● Provided text:
-----
US4285803A - Catalytic slurry process for black oil conversion - Google Patents

Abstract

A solids dispersant comprising an oil-soluble salt is added to catalytic slurry of hydrocarbonaceous charge stock to reduce coke deposits in conversion at temperatures above about 400° F. Dosage is about 0.0001% to 1% of a condensation product of an epihalohydrin and equimolar amount of C₁₂ -C₄₀ alkylamine.

Description

BACKGROUND OF THE INVENTION

The process described herein is applicable to the conversion of petroleum crude oil residuals having a high metals content and comprising a hydrocarbon-insoluble asphaltene fraction. More specifically, our invention is directed toward a method for effecting a catalytic slurry process, in the presence of hydrogen, in order to convert atmospheric tower bottoms, vacuum column bottoms, crude oil residuals, topped and/or reduced crude oils, coal oil extracts, crude oils extracted from tar sands, shale oil, etc., all of which are commonly referred to in the art as "black oil".

Petroleum crude oils, and particularly the heavy residuals derived therefrom, contain sulfurous compounds in exceedingly large quantites, nitrogenous compounds, high molecular weight organometallic complexes principlally comprising nickel and vanadium as the metallic component and hydrocarbon-insoluble asphaltenic material. The latter is generally found to be complexed with sulfur, and, to a certain extent, with the metallic contaminants. A black oil is generally characterized in petroleum technology as a heavy hydrocarbonaceous material of which more than about 10.0 percent (by volume) boils above a temperature of about 1050° F. (referred to as nondistillables) and which further has a gravity generally less than 20.0 °API. Sulfur concentrations are exceedingly high, most often in the range of about 2.0 to about 6.0 percent by weight. Canradson carbon residual factors exceed 1.0 percent by weight and the concentration of metals can range from as low as about 20 ppm to as high as about 2000 ppm by weight.
-----
● Aim of the exercise:
Condense the paragraph of the patent text that opens with "The process described herein" into a shorter version that keeps its main facts.

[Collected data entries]
-----
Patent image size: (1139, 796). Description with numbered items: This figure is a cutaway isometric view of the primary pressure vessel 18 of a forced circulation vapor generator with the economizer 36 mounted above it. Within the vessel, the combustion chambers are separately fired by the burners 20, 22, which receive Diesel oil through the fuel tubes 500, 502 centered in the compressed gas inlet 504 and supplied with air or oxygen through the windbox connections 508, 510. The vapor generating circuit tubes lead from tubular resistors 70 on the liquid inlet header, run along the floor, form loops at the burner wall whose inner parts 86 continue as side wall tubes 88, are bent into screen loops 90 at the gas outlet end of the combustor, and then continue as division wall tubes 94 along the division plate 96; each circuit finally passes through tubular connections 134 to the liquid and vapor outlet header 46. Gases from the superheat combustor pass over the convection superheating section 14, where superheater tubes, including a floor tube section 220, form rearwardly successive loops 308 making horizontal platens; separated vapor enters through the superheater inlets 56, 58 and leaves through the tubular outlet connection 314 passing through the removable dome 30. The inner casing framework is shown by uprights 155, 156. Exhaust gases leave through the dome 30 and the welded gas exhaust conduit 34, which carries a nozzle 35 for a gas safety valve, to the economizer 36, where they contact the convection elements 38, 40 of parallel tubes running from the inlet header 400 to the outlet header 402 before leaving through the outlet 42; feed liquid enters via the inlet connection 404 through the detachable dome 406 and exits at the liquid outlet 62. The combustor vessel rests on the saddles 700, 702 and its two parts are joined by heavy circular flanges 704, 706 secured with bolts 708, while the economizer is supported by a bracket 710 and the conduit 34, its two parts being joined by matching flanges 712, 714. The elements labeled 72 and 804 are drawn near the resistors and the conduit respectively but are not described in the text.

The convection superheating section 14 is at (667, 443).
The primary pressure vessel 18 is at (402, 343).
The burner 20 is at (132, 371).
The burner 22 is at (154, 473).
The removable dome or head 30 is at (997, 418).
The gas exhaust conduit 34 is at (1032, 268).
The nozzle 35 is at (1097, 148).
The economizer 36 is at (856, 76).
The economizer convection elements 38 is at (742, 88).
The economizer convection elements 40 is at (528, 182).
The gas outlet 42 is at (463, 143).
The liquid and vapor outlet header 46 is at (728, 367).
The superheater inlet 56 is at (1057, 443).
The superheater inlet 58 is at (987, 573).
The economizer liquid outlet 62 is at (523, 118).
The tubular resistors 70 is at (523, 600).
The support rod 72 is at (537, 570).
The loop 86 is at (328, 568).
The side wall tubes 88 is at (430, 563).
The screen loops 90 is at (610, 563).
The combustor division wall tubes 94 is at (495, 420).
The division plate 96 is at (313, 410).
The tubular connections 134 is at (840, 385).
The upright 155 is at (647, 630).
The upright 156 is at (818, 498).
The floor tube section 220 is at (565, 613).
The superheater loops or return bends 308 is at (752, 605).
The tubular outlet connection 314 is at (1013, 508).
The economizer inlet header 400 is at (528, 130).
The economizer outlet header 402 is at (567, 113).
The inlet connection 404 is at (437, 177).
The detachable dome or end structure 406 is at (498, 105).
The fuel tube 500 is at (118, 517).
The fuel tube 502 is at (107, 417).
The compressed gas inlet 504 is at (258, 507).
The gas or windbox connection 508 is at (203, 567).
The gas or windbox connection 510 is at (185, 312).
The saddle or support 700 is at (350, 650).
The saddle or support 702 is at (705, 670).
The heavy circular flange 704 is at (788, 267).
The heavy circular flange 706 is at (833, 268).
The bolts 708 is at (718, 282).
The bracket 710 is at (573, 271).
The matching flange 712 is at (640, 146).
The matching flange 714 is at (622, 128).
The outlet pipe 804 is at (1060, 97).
-----
● Finished task:
The process converts petroleum crude oil residuals that have a high metals content and a hydrocarbon-insoluble asphaltene fraction. The invention is a catalytic slurry method, carried out with hydrogen, for converting "black oil." This includes atmospheric tower bottoms, vacuum column bottoms, crude oil residuals, topped and/or reduced crude oils, coal oil extracts, crude oils extracted from tar sands, shale oil, and similar materials.